▸ **DO THIS**:
Without including any images, repeat the data exactly.

▸ **ENTRIES**:

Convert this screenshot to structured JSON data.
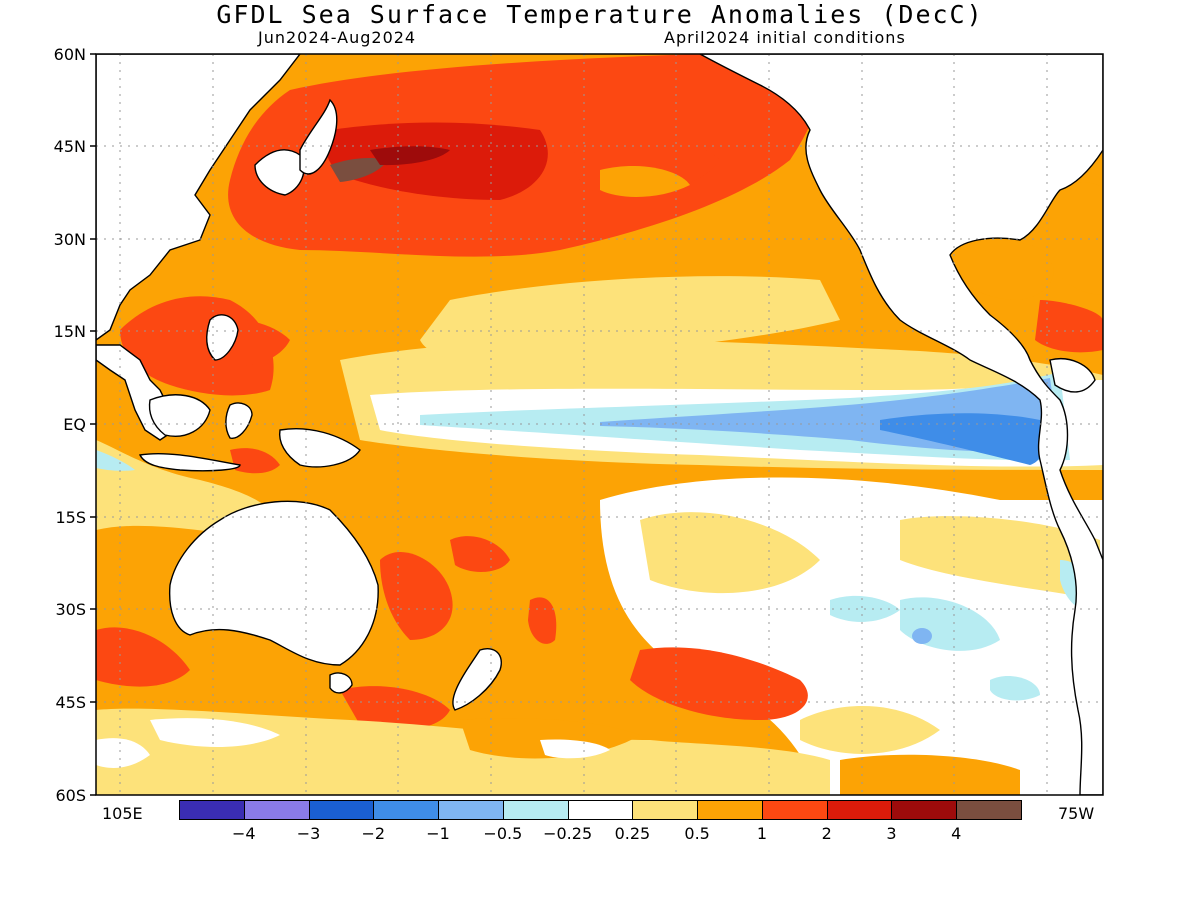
{
  "title": "GFDL Sea Surface Temperature Anomalies (DecC)",
  "subtitle_left": "Jun2024-Aug2024",
  "subtitle_right": "April2024 initial conditions",
  "lat_labels": [
    "60N",
    "45N",
    "30N",
    "15N",
    "EQ",
    "15S",
    "30S",
    "45S",
    "60S"
  ],
  "lon_labels": [
    "105E",
    "75W"
  ],
  "colorbar": {
    "colors": [
      "#3a2db3",
      "#8a7be8",
      "#1a5fd1",
      "#3f8de8",
      "#7fb5f2",
      "#b7ecf2",
      "#ffffff",
      "#fde27a",
      "#fca305",
      "#fc4812",
      "#dc1b0a",
      "#9e0b0b",
      "#7a4e3f"
    ],
    "labels": [
      "-4",
      "-3",
      "-2",
      "-1",
      "-0.5",
      "-0.25",
      "0.25",
      "0.5",
      "1",
      "2",
      "3",
      "4"
    ]
  }
}
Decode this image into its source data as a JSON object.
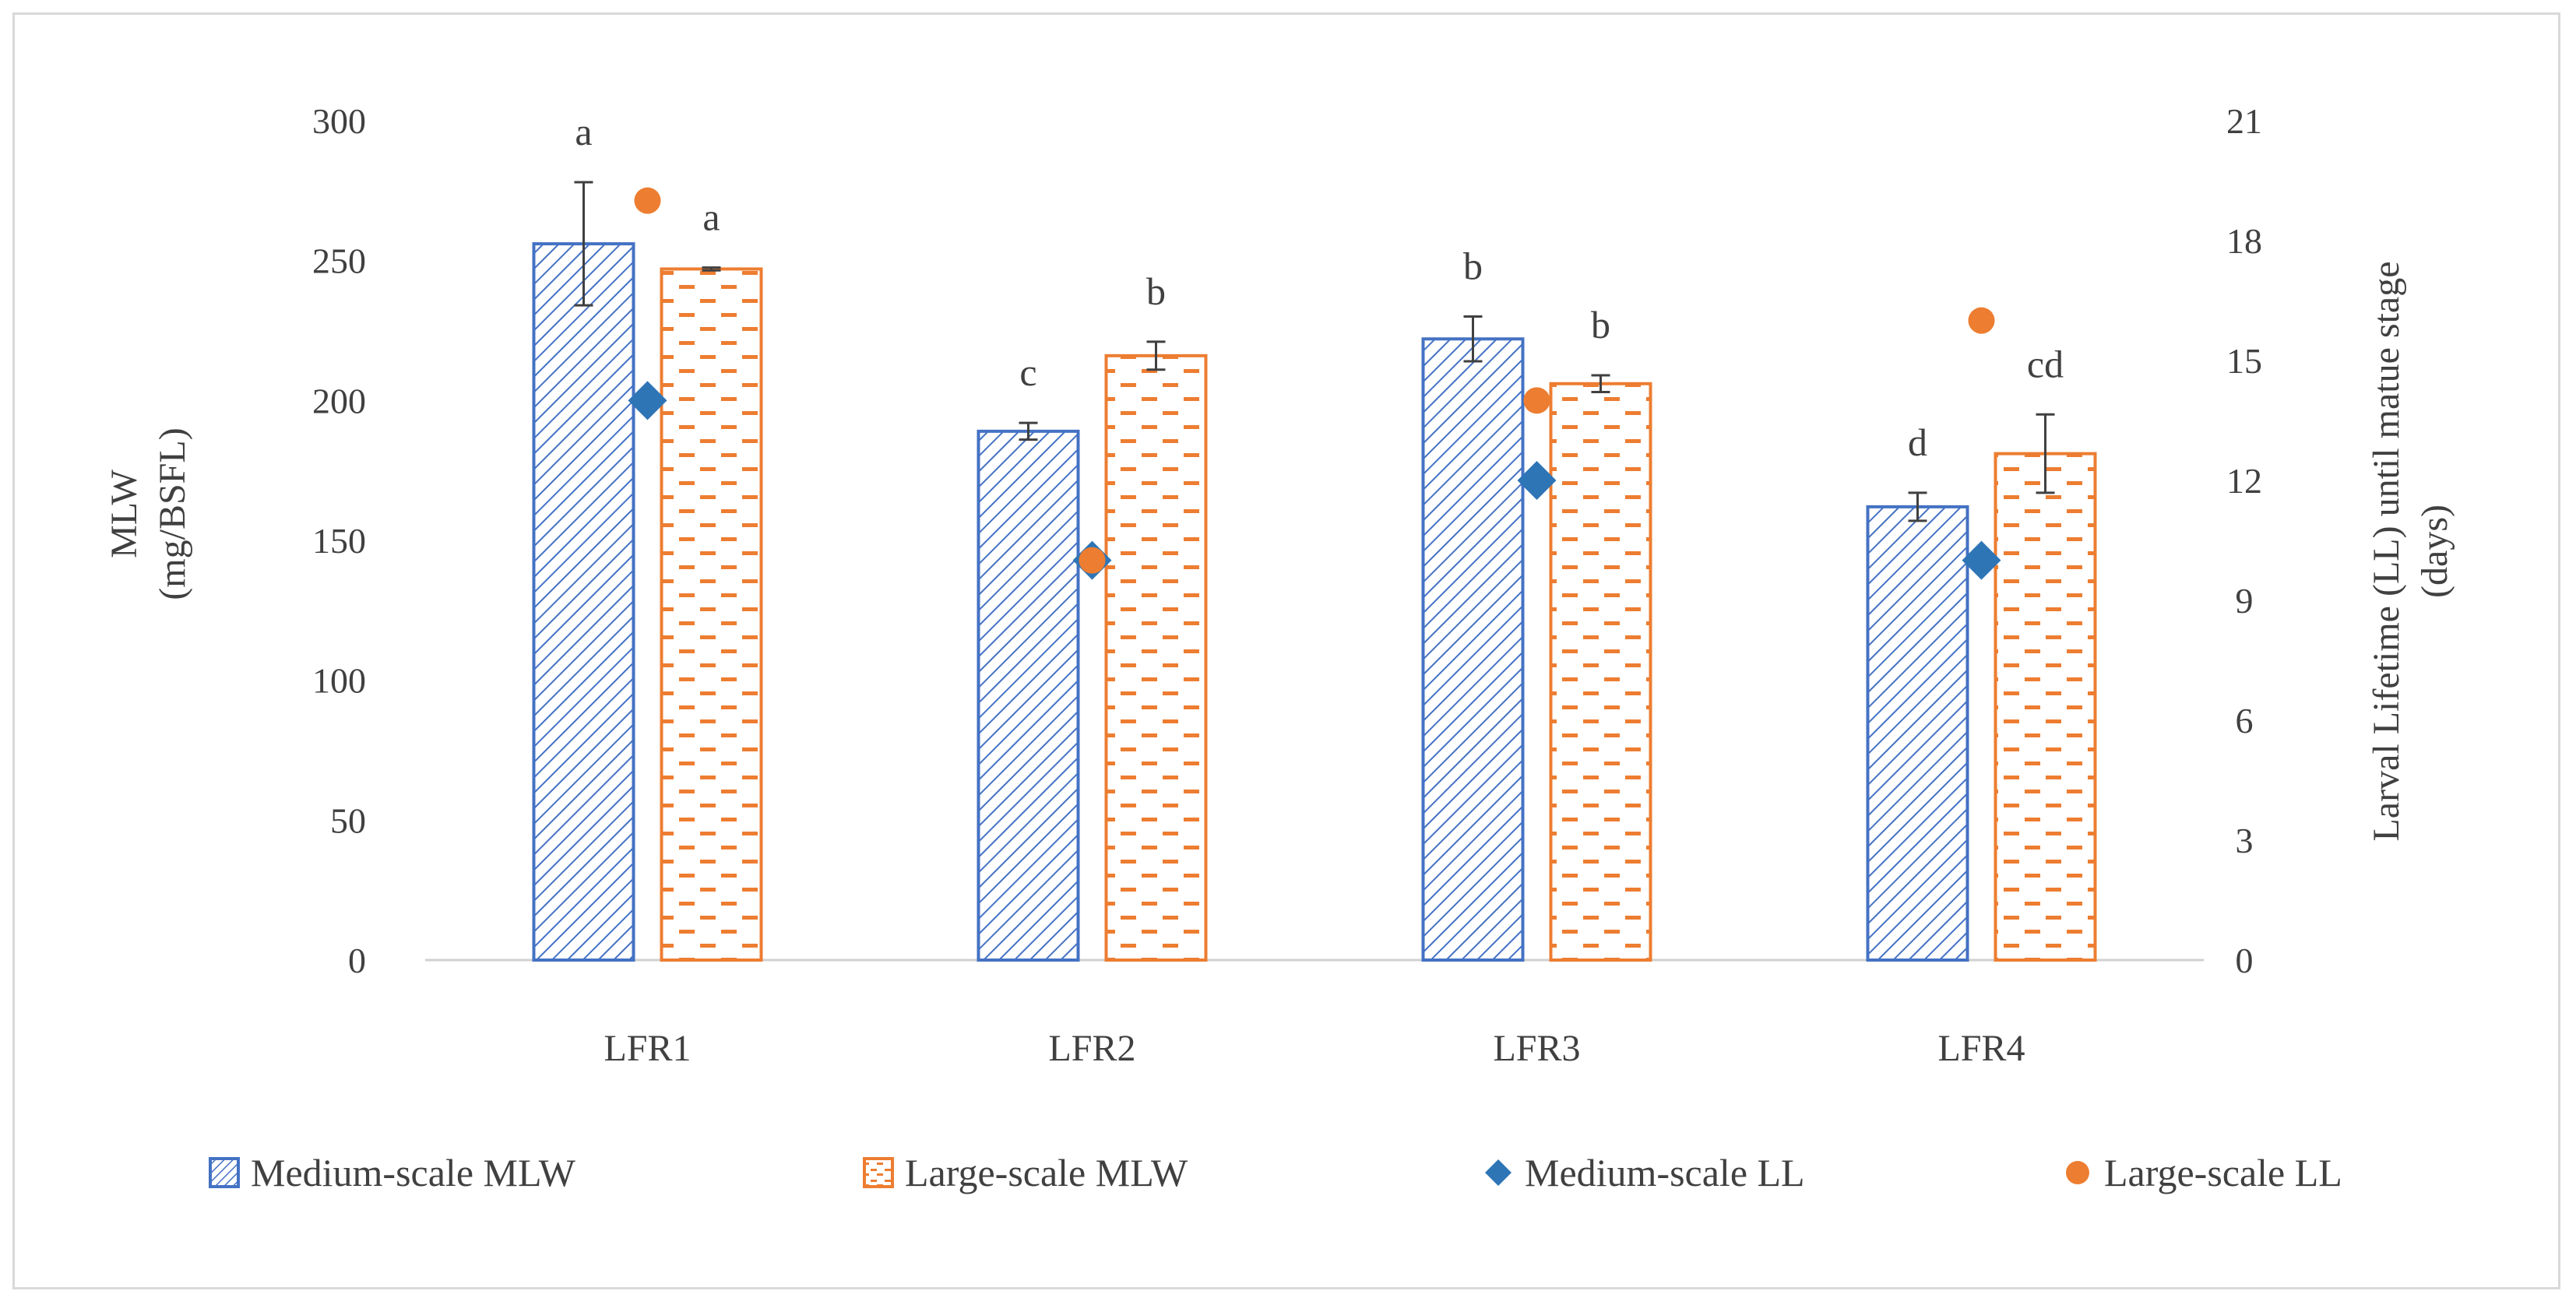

▸ **EXERCISE ANSWER**:
Convert this screenshot to structured JSON data.
{
  "title": "GFDL Sea Surface Temperature Anomalies (DecC)",
  "subtitle_left": "Jun2024-Aug2024",
  "subtitle_right": "April2024 initial conditions",
  "lat_labels": [
    "60N",
    "45N",
    "30N",
    "15N",
    "EQ",
    "15S",
    "30S",
    "45S",
    "60S"
  ],
  "lon_labels": [
    "105E",
    "75W"
  ],
  "colorbar": {
    "colors": [
      "#3a2db3",
      "#8a7be8",
      "#1a5fd1",
      "#3f8de8",
      "#7fb5f2",
      "#b7ecf2",
      "#ffffff",
      "#fde27a",
      "#fca305",
      "#fc4812",
      "#dc1b0a",
      "#9e0b0b",
      "#7a4e3f"
    ],
    "labels": [
      "-4",
      "-3",
      "-2",
      "-1",
      "-0.5",
      "-0.25",
      "0.25",
      "0.5",
      "1",
      "2",
      "3",
      "4"
    ]
  }
}
Decode this image into its source data as a JSON object.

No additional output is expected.